# START OF WORKING DATA

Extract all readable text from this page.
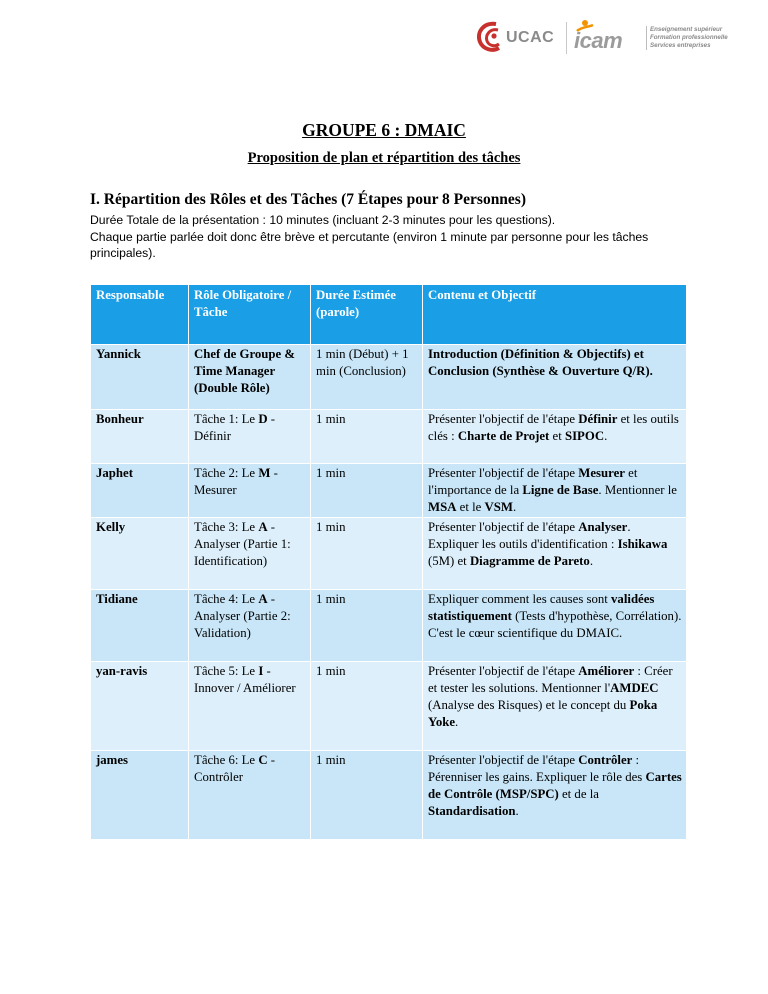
UCAC icam	Enseignement supérieur
Formation professionnelle
Services entreprises
GROUPE 6 : DMAIC
Proposition de plan et répartition des tâches
I. Répartition des Rôles et des Tâches (7 Étapes pour 8 Personnes)

Durée Totale de la présentation : 10 minutes (incluant 2-3 minutes pour les questions).

Chaque partie parlée doit donc être brève et percutante (environ 1 minute par personne pour les tâches principales).

Responsable	Rôle Obligatoire / Tâche	Durée Estimée (parole)	Contenu et Objectif
Yannick	Chef de Groupe & Time Manager (Double Rôle)	1 min (Début) + 1 min (Conclusion)	Introduction (Définition & Objectifs) et Conclusion (Synthèse & Ouverture Q/R).
Bonheur	Tâche 1: Le D - Définir	1 min	Présenter l'objectif de l'étape Définir et les outils clés : Charte de Projet et SIPOC.
Japhet	Tâche 2: Le M - Mesurer	1 min	Présenter l'objectif de l'étape Mesurer et l'importance de la Ligne de Base. Mentionner le MSA et le VSM.
Kelly	Tâche 3: Le A - Analyser (Partie 1: Identification)	1 min	Présenter l'objectif de l'étape Analyser. Expliquer les outils d'identification : Ishikawa (5M) et Diagramme de Pareto.
Tidiane	Tâche 4: Le A - Analyser (Partie 2: Validation)	1 min	Expliquer comment les causes sont validées statistiquement (Tests d'hypothèse, Corrélation). C'est le cœur scientifique du DMAIC.
yan-ravis	Tâche 5: Le I - Innover / Améliorer	1 min	Présenter l'objectif de l'étape Améliorer : Créer et tester les solutions. Mentionner l'AMDEC (Analyse des Risques) et le concept du Poka Yoke.
james	Tâche 6: Le C - Contrôler	1 min	Présenter l'objectif de l'étape Contrôler : Pérenniser les gains. Expliquer le rôle des Cartes de Contrôle (MSP/SPC) et de la Standardisation.
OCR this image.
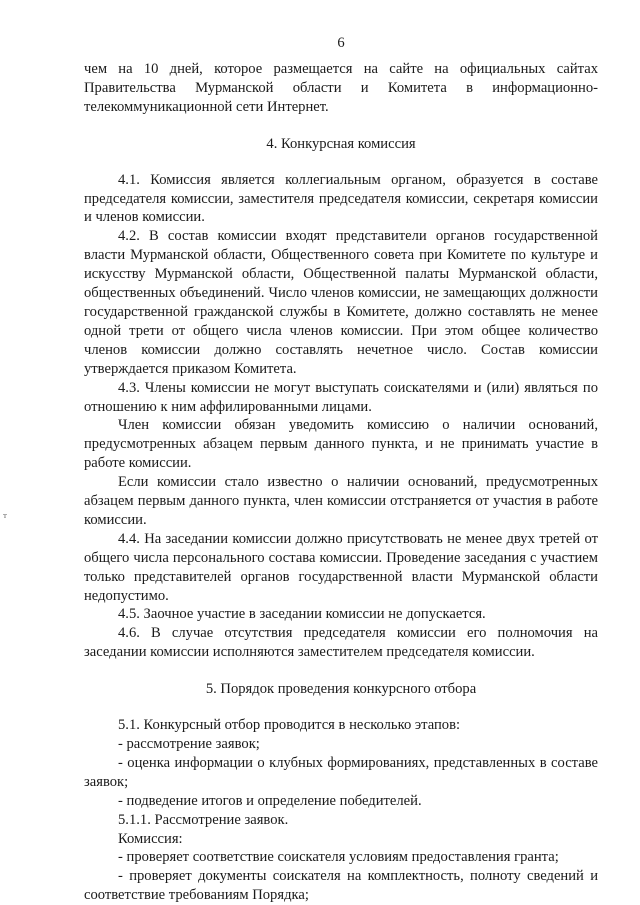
ᵀ

6

чем на 10 дней, которое размещается на сайте на официальных сайтах Правительства Мурманской области и Комитета в информационно-телекоммуникационной сети Интернет.

4. Конкурсная комиссия

4.1. Комиссия является коллегиальным органом, образуется в составе председателя комиссии, заместителя председателя комиссии, секретаря комиссии и членов комиссии.

4.2. В состав комиссии входят представители органов государственной власти Мурманской области, Общественного совета при Комитете по культуре и искусству Мурманской области, Общественной палаты Мурманской области, общественных объединений. Число членов комиссии, не замещающих должности государственной гражданской службы в Комитете, должно составлять не менее одной трети от общего числа членов комиссии. При этом общее количество членов комиссии должно составлять нечетное число. Состав комиссии утверждается приказом Комитета.

4.3. Члены комиссии не могут выступать соискателями и (или) являться по отношению к ним аффилированными лицами.

Член комиссии обязан уведомить комиссию о наличии оснований, предусмотренных абзацем первым данного пункта, и не принимать участие в работе комиссии.

Если комиссии стало известно о наличии оснований, предусмотренных абзацем первым данного пункта, член комиссии отстраняется от участия в работе комиссии.

4.4. На заседании комиссии должно присутствовать не менее двух третей от общего числа персонального состава комиссии. Проведение заседания с участием только представителей органов государственной власти Мурманской области недопустимо.

4.5. Заочное участие в заседании комиссии не допускается.

4.6. В случае отсутствия председателя комиссии его полномочия на заседании комиссии исполняются заместителем председателя комиссии.

5. Порядок проведения конкурсного отбора

5.1. Конкурсный отбор проводится в несколько этапов:

- рассмотрение заявок;

- оценка информации о клубных формированиях, представленных в составе заявок;

- подведение итогов и определение победителей.

5.1.1. Рассмотрение заявок.

Комиссия:

- проверяет соответствие соискателя условиям предоставления гранта;

- проверяет документы соискателя на комплектность, полноту сведений и соответствие требованиям Порядка;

# END OF WORKING DATA

### CHALLENGE
Reproduce the full listing faithfully, but do not carry over any pictures.

### SOLVED EXERCISE
Extract all readable text from this page.
UCAC icam	Enseignement supérieur
Formation professionnelle
Services entreprises
GROUPE 6 : DMAIC
Proposition de plan et répartition des tâches
I. Répartition des Rôles et des Tâches (7 Étapes pour 8 Personnes)

Durée Totale de la présentation : 10 minutes (incluant 2-3 minutes pour les questions).

Chaque partie parlée doit donc être brève et percutante (environ 1 minute par personne pour les tâches principales).

Responsable	Rôle Obligatoire / Tâche	Durée Estimée (parole)	Contenu et Objectif
Yannick	Chef de Groupe & Time Manager (Double Rôle)	1 min (Début) + 1 min (Conclusion)	Introduction (Définition & Objectifs) et Conclusion (Synthèse & Ouverture Q/R).
Bonheur	Tâche 1: Le D - Définir	1 min	Présenter l'objectif de l'étape Définir et les outils clés : Charte de Projet et SIPOC.
Japhet	Tâche 2: Le M - Mesurer	1 min	Présenter l'objectif de l'étape Mesurer et l'importance de la Ligne de Base. Mentionner le MSA et le VSM.
Kelly	Tâche 3: Le A - Analyser (Partie 1: Identification)	1 min	Présenter l'objectif de l'étape Analyser. Expliquer les outils d'identification : Ishikawa (5M) et Diagramme de Pareto.
Tidiane	Tâche 4: Le A - Analyser (Partie 2: Validation)	1 min	Expliquer comment les causes sont validées statistiquement (Tests d'hypothèse, Corrélation). C'est le cœur scientifique du DMAIC.
yan-ravis	Tâche 5: Le I - Innover / Améliorer	1 min	Présenter l'objectif de l'étape Améliorer : Créer et tester les solutions. Mentionner l'AMDEC (Analyse des Risques) et le concept du Poka Yoke.
james	Tâche 6: Le C - Contrôler	1 min	Présenter l'objectif de l'étape Contrôler : Pérenniser les gains. Expliquer le rôle des Cartes de Contrôle (MSP/SPC) et de la Standardisation.
OCR this image.
ᵀ

6

чем на 10 дней, которое размещается на сайте на официальных сайтах Правительства Мурманской области и Комитета в информационно-телекоммуникационной сети Интернет.

4. Конкурсная комиссия

4.1. Комиссия является коллегиальным органом, образуется в составе председателя комиссии, заместителя председателя комиссии, секретаря комиссии и членов комиссии.

4.2. В состав комиссии входят представители органов государственной власти Мурманской области, Общественного совета при Комитете по культуре и искусству Мурманской области, Общественной палаты Мурманской области, общественных объединений. Число членов комиссии, не замещающих должности государственной гражданской службы в Комитете, должно составлять не менее одной трети от общего числа членов комиссии. При этом общее количество членов комиссии должно составлять нечетное число. Состав комиссии утверждается приказом Комитета.

4.3. Члены комиссии не могут выступать соискателями и (или) являться по отношению к ним аффилированными лицами.

Член комиссии обязан уведомить комиссию о наличии оснований, предусмотренных абзацем первым данного пункта, и не принимать участие в работе комиссии.

Если комиссии стало известно о наличии оснований, предусмотренных абзацем первым данного пункта, член комиссии отстраняется от участия в работе комиссии.

4.4. На заседании комиссии должно присутствовать не менее двух третей от общего числа персонального состава комиссии. Проведение заседания с участием только представителей органов государственной власти Мурманской области недопустимо.

4.5. Заочное участие в заседании комиссии не допускается.

4.6. В случае отсутствия председателя комиссии его полномочия на заседании комиссии исполняются заместителем председателя комиссии.

5. Порядок проведения конкурсного отбора

5.1. Конкурсный отбор проводится в несколько этапов:

- рассмотрение заявок;

- оценка информации о клубных формированиях, представленных в составе заявок;

- подведение итогов и определение победителей.

5.1.1. Рассмотрение заявок.

Комиссия:

- проверяет соответствие соискателя условиям предоставления гранта;

- проверяет документы соискателя на комплектность, полноту сведений и соответствие требованиям Порядка;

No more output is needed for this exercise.